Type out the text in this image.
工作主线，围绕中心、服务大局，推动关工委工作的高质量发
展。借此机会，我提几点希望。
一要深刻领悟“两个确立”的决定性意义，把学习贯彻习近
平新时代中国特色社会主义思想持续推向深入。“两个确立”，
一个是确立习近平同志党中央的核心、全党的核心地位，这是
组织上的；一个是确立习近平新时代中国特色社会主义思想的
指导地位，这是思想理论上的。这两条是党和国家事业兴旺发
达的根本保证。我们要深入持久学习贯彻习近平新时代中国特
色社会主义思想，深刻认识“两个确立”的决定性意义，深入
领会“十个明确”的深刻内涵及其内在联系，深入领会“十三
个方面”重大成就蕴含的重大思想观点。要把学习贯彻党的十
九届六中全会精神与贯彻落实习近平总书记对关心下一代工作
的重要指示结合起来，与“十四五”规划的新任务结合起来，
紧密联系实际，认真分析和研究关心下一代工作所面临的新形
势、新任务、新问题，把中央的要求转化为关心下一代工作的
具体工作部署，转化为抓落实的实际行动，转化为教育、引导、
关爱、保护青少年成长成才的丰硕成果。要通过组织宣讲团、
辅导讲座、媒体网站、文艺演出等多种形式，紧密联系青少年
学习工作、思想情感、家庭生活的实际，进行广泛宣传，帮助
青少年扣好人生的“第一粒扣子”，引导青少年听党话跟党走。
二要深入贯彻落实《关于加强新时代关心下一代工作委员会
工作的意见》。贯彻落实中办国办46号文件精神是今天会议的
* * *
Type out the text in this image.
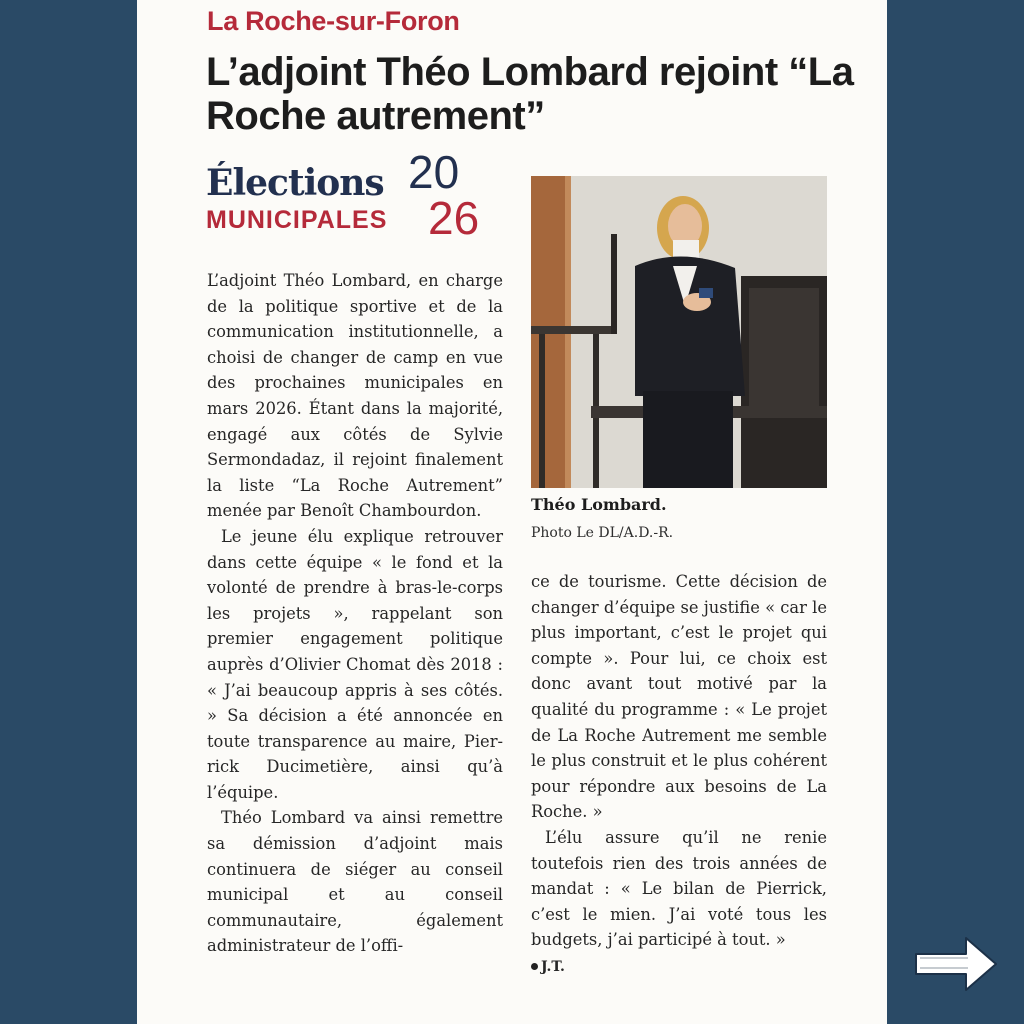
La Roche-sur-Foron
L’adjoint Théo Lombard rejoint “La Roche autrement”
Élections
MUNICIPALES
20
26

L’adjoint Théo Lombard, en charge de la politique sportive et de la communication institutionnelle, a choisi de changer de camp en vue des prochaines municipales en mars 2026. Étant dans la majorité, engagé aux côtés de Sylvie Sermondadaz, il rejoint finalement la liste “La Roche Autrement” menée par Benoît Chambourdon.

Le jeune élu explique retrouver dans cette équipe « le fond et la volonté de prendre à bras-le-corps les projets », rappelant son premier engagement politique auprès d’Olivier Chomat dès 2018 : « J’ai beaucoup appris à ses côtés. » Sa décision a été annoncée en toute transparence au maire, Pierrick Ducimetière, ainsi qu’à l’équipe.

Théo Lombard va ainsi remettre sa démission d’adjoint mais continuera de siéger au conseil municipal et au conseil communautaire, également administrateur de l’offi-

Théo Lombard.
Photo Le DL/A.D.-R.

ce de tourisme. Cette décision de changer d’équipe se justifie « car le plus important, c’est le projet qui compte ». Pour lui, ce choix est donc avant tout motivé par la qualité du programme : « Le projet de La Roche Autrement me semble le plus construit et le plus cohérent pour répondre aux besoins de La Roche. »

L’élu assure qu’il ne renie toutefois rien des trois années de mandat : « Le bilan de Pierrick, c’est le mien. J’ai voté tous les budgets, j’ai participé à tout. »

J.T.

Stated problem ▸ In the listing, find each line with the string "的决定性意义" and copy it.

Result ▸
一要深刻领悟“两个确立”的决定性意义，把学习贯彻习近
色社会主义思想，深刻认识“两个确立”的决定性意义，深入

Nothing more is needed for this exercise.